┌──

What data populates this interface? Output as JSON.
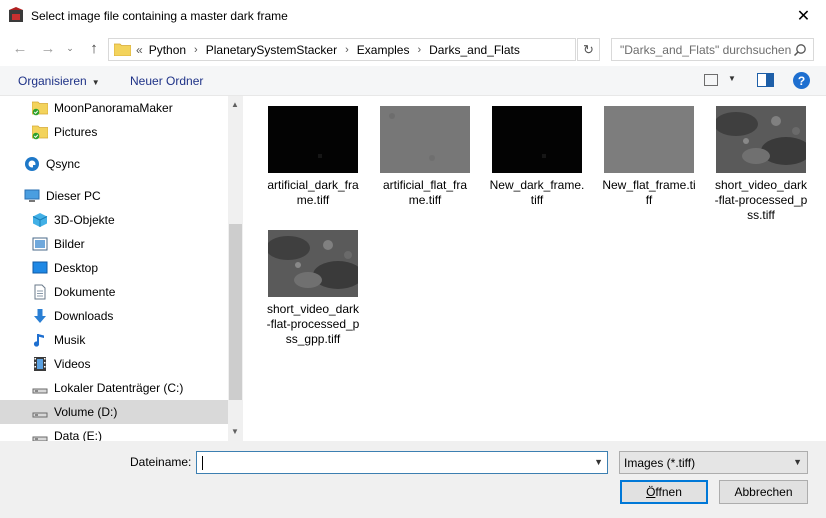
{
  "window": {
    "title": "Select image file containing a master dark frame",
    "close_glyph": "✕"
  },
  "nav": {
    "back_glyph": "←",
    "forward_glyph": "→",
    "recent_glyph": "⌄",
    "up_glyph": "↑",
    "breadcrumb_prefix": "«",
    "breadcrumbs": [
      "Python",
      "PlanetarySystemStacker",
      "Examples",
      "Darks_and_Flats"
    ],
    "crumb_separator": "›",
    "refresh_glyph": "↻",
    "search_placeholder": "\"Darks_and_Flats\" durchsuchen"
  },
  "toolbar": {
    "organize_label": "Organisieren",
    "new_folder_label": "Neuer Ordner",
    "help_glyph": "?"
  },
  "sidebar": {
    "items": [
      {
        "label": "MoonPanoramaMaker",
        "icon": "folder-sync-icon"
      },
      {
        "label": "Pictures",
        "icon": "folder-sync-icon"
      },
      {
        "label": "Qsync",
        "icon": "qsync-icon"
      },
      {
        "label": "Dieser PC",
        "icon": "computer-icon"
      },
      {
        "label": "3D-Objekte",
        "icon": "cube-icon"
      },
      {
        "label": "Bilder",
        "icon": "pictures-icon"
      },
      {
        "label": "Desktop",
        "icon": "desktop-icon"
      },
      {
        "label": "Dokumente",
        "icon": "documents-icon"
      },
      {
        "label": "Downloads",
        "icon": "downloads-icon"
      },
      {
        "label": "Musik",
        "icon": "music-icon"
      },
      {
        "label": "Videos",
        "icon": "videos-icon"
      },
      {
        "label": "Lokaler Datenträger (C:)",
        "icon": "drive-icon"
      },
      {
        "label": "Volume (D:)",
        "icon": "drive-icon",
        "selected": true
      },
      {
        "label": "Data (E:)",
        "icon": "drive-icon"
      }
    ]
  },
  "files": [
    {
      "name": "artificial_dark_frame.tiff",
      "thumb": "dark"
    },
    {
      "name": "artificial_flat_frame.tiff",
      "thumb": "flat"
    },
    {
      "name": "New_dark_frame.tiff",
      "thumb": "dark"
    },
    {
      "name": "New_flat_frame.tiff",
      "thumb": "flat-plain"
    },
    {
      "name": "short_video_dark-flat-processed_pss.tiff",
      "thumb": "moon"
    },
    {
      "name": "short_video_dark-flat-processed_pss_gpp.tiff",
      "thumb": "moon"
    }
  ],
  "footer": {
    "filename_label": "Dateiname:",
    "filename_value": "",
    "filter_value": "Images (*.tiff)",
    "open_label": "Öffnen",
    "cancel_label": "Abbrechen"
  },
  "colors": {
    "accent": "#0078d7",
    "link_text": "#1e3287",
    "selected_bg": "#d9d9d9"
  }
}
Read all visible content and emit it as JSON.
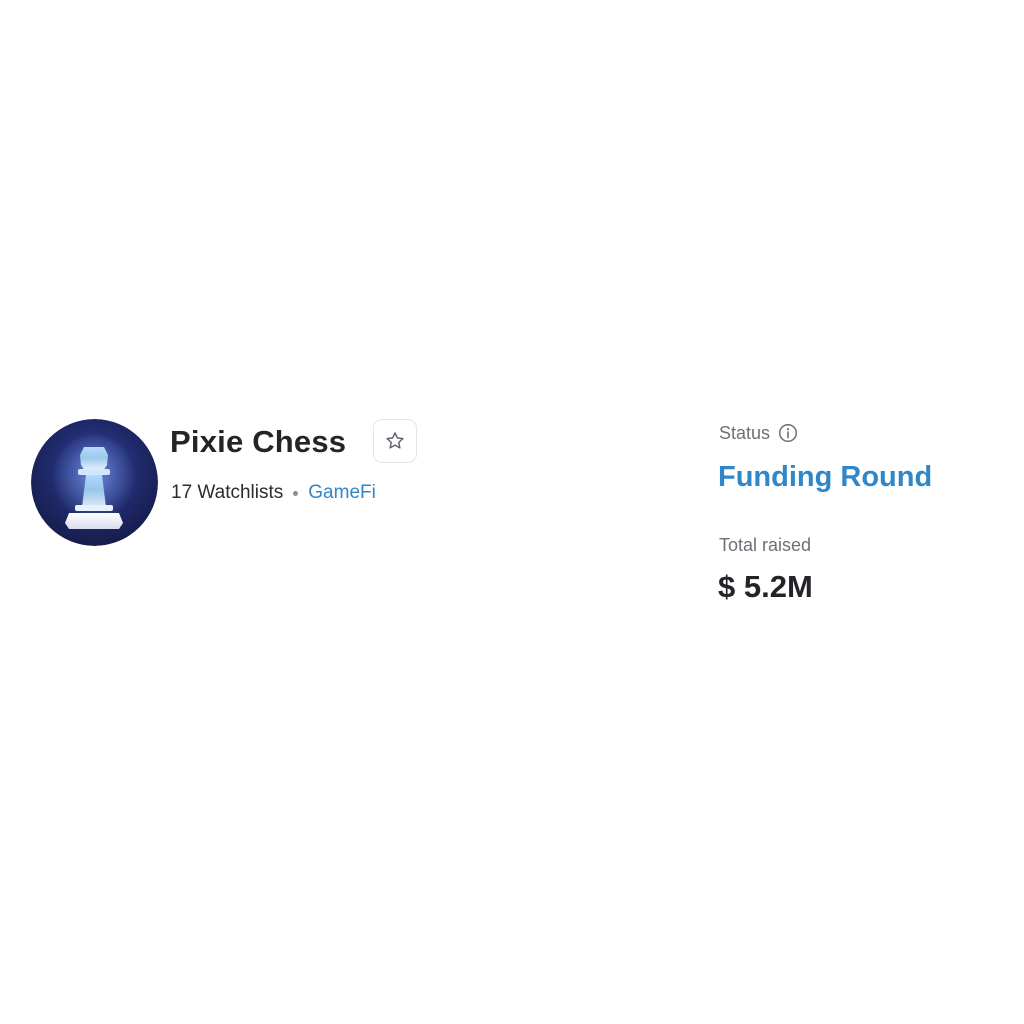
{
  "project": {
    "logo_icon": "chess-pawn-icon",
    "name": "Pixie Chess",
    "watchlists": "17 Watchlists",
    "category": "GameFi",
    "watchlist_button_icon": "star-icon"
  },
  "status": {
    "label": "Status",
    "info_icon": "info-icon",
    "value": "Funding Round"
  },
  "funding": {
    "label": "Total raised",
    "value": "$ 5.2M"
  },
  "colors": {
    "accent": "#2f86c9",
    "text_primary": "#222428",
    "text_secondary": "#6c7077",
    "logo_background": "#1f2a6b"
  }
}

└──

Give back, word for word, the lines from the line that contains "Read all visible content and emit it as JSON." through the last line of the records, with no pictures and nothing else.

▶ [Exercise answer]
Read all visible content and emit it as JSON.
{
  "project": {
    "logo_icon": "chess-pawn-icon",
    "name": "Pixie Chess",
    "watchlists": "17 Watchlists",
    "category": "GameFi",
    "watchlist_button_icon": "star-icon"
  },
  "status": {
    "label": "Status",
    "info_icon": "info-icon",
    "value": "Funding Round"
  },
  "funding": {
    "label": "Total raised",
    "value": "$ 5.2M"
  },
  "colors": {
    "accent": "#2f86c9",
    "text_primary": "#222428",
    "text_secondary": "#6c7077",
    "logo_background": "#1f2a6b"
  }
}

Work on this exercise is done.